[YOUR OBJECTIVE]
Using the material below, copy every line where "title" appears.

[EXCERPTED DATA]
>>>

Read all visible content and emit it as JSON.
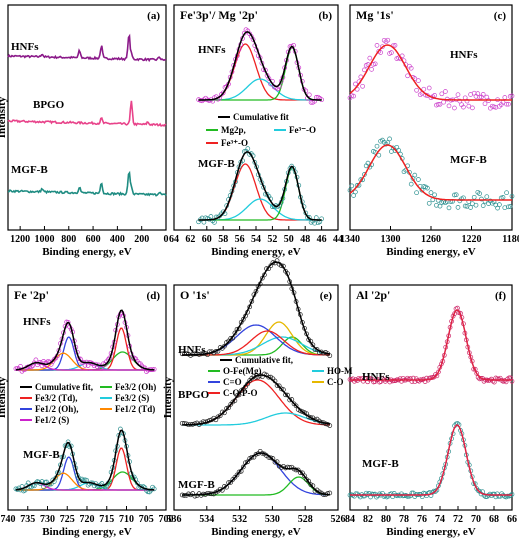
{
  "chart_data": [
    {
      "panel_label": "(a)",
      "type": "line",
      "title": "",
      "xlabel": "Binding energy, eV",
      "ylabel": "Intensity",
      "xlim": [
        1300,
        0
      ],
      "x_ticks": [
        1200,
        1000,
        800,
        600,
        400,
        200,
        0
      ],
      "sample_labels": [
        "HNFs",
        "BPGO",
        "MGF-B"
      ],
      "series": [
        {
          "label": "HNFs",
          "color": "#8B1A89",
          "peaks": [
            {
              "center": 1020,
              "height": 0.06
            },
            {
              "center": 712,
              "height": 0.14
            },
            {
              "center": 531,
              "height": 0.25
            },
            {
              "center": 305,
              "height": 0.5
            },
            {
              "center": 285,
              "height": 0.1
            },
            {
              "center": 55,
              "height": 0.06
            }
          ]
        },
        {
          "label": "BPGO",
          "color": "#E8438A",
          "peaks": [
            {
              "center": 531,
              "height": 0.1
            },
            {
              "center": 285,
              "height": 0.45
            },
            {
              "center": 150,
              "height": 0.05
            }
          ]
        },
        {
          "label": "MGF-B",
          "color": "#1F8C82",
          "peaks": [
            {
              "center": 1020,
              "height": 0.06
            },
            {
              "center": 712,
              "height": 0.12
            },
            {
              "center": 531,
              "height": 0.22
            },
            {
              "center": 305,
              "height": 0.45
            },
            {
              "center": 285,
              "height": 0.15
            },
            {
              "center": 55,
              "height": 0.06
            }
          ]
        }
      ]
    },
    {
      "panel_label": "(b)",
      "type": "line",
      "title": "Fe'3p'/ Mg '2p'",
      "xlabel": "Binding energy, eV",
      "ylabel": "",
      "xlim": [
        64,
        44
      ],
      "x_ticks": [
        64,
        62,
        60,
        58,
        56,
        54,
        52,
        50,
        48,
        46,
        44
      ],
      "sample_labels": [
        "HNFs",
        "MGF-B"
      ],
      "legend": [
        {
          "label": "Cumulative fit",
          "color": "#000000"
        },
        {
          "label": "Mg2p,",
          "color": "#22BB22"
        },
        {
          "label": "Fe³⁻-O",
          "color": "#22CCDD"
        },
        {
          "label": "Fe³⁺-O",
          "color": "#EE2222"
        }
      ],
      "components": [
        {
          "label": "Fe³⁺-O",
          "color": "#EE2222",
          "center": 55.3,
          "height": 0.8,
          "width": 1.3
        },
        {
          "label": "Fe³⁻-O",
          "color": "#22CCDD",
          "center": 53.5,
          "height": 0.3,
          "width": 1.6
        },
        {
          "label": "Mg2p,",
          "color": "#22BB22",
          "center": 49.6,
          "height": 0.75,
          "width": 0.8
        }
      ]
    },
    {
      "panel_label": "(c)",
      "type": "scatter",
      "title": "Mg '1s'",
      "xlabel": "Binding energy, eV",
      "ylabel": "",
      "xlim": [
        1340,
        1180
      ],
      "x_ticks": [
        1340,
        1300,
        1260,
        1220,
        1180
      ],
      "sample_labels": [
        "HNFs",
        "MGF-B"
      ],
      "series": [
        {
          "label": "HNFs",
          "marker_color": "#CC44CC",
          "center": 1303,
          "width": 18
        },
        {
          "label": "MGF-B",
          "marker_color": "#2A8F8F",
          "center": 1303,
          "width": 18
        }
      ]
    },
    {
      "panel_label": "(d)",
      "type": "line",
      "title": "Fe '2p'",
      "xlabel": "Binding energy, eV",
      "ylabel": "Intensity",
      "xlim": [
        740,
        700
      ],
      "x_ticks": [
        740,
        735,
        730,
        725,
        720,
        715,
        710,
        705,
        700
      ],
      "sample_labels": [
        "HNFs",
        "MGF-B"
      ],
      "legend": [
        {
          "label": "Cumulative fit,",
          "color": "#000000"
        },
        {
          "label": "Fe3/2 (Td),",
          "color": "#EE2222"
        },
        {
          "label": "Fe1/2 (Oh),",
          "color": "#3344DD"
        },
        {
          "label": "Fe1/2 (S)",
          "color": "#CC22CC"
        },
        {
          "label": "Fe3/2 (Oh)",
          "color": "#22BB22"
        },
        {
          "label": "Fe3/2 (S)",
          "color": "#22CCDD"
        },
        {
          "label": "Fe1/2 (Td)",
          "color": "#FF8800"
        }
      ],
      "components": [
        {
          "label": "Fe3/2 (Oh)",
          "color": "#22BB22",
          "center": 711.0,
          "height": 0.3,
          "width": 2.5
        },
        {
          "label": "Fe3/2 (Td),",
          "color": "#EE2222",
          "center": 711.3,
          "height": 0.7,
          "width": 1.3
        },
        {
          "label": "Fe3/2 (S)",
          "color": "#22CCDD",
          "center": 719.5,
          "height": 0.12,
          "width": 2.2
        },
        {
          "label": "Fe1/2 (Oh),",
          "color": "#3344DD",
          "center": 724.6,
          "height": 0.55,
          "width": 1.3
        },
        {
          "label": "Fe1/2 (Td)",
          "color": "#FF8800",
          "center": 726.0,
          "height": 0.28,
          "width": 2.2
        },
        {
          "label": "Fe1/2 (S)",
          "color": "#CC22CC",
          "center": 732.8,
          "height": 0.12,
          "width": 2.0
        }
      ]
    },
    {
      "panel_label": "(e)",
      "type": "line",
      "title": "O '1s'",
      "xlabel": "Binding energy, eV",
      "ylabel": "Intensity",
      "xlim": [
        536,
        526
      ],
      "x_ticks": [
        536,
        534,
        532,
        530,
        528,
        526
      ],
      "sample_labels": [
        "HNFs",
        "BPGO",
        "MGF-B"
      ],
      "legend": [
        {
          "label": "Cumulative fit,",
          "color": "#000000"
        },
        {
          "label": "HO-M",
          "color": "#22CCDD"
        },
        {
          "label": "O-Fe(Mg)",
          "color": "#22BB22"
        },
        {
          "label": "C-O",
          "color": "#E6B800"
        },
        {
          "label": "C=O",
          "color": "#3344DD"
        },
        {
          "label": "C-O/P-O",
          "color": "#EE2222"
        }
      ],
      "sample_fits": {
        "HNFs": [
          {
            "label": "O-Fe(Mg)",
            "color": "#22BB22",
            "center": 528.8,
            "height": 0.3,
            "width": 0.6
          },
          {
            "label": "C-O",
            "color": "#E6B800",
            "center": 529.6,
            "height": 0.55,
            "width": 0.8
          },
          {
            "label": "HO-M",
            "color": "#22CCDD",
            "center": 529.4,
            "height": 0.3,
            "width": 1.2
          },
          {
            "label": "C=O",
            "color": "#3344DD",
            "center": 531.0,
            "height": 0.5,
            "width": 1.2
          },
          {
            "label": "C-O/P-O",
            "color": "#EE2222",
            "center": 530.3,
            "height": 0.4,
            "width": 1.0
          }
        ],
        "BPGO": [
          {
            "label": "C-O/P-O",
            "color": "#EE2222",
            "center": 530.9,
            "height": 0.75,
            "width": 1.3
          },
          {
            "label": "HO-M",
            "color": "#22CCDD",
            "center": 529.2,
            "height": 0.2,
            "width": 1.2
          }
        ],
        "MGF-B": [
          {
            "label": "C=O",
            "color": "#3344DD",
            "center": 530.7,
            "height": 0.7,
            "width": 1.2
          },
          {
            "label": "O-Fe(Mg)",
            "color": "#22BB22",
            "center": 528.4,
            "height": 0.3,
            "width": 0.6
          }
        ]
      }
    },
    {
      "panel_label": "(f)",
      "type": "scatter",
      "title": "Al '2p'",
      "xlabel": "Binding energy, eV",
      "ylabel": "",
      "xlim": [
        84,
        66
      ],
      "x_ticks": [
        84,
        82,
        80,
        78,
        76,
        74,
        72,
        70,
        68,
        66
      ],
      "sample_labels": [
        "HNFs",
        "MGF-B"
      ],
      "series": [
        {
          "label": "HNFs",
          "marker_color": "#CC2266",
          "fit_color": "#DD2244",
          "center": 72.1,
          "width": 1.0
        },
        {
          "label": "MGF-B",
          "marker_color": "#2A8F8F",
          "fit_color": "#DD2244",
          "center": 72.1,
          "width": 1.0
        }
      ]
    }
  ]
}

<<<

[WRITTEN ANSWER]
      "title": "",
      "title": "Fe'3p'/ Mg '2p'",
      "title": "Mg '1s'",
      "title": "Fe '2p'",
      "title": "O '1s'",
      "title": "Al '2p'",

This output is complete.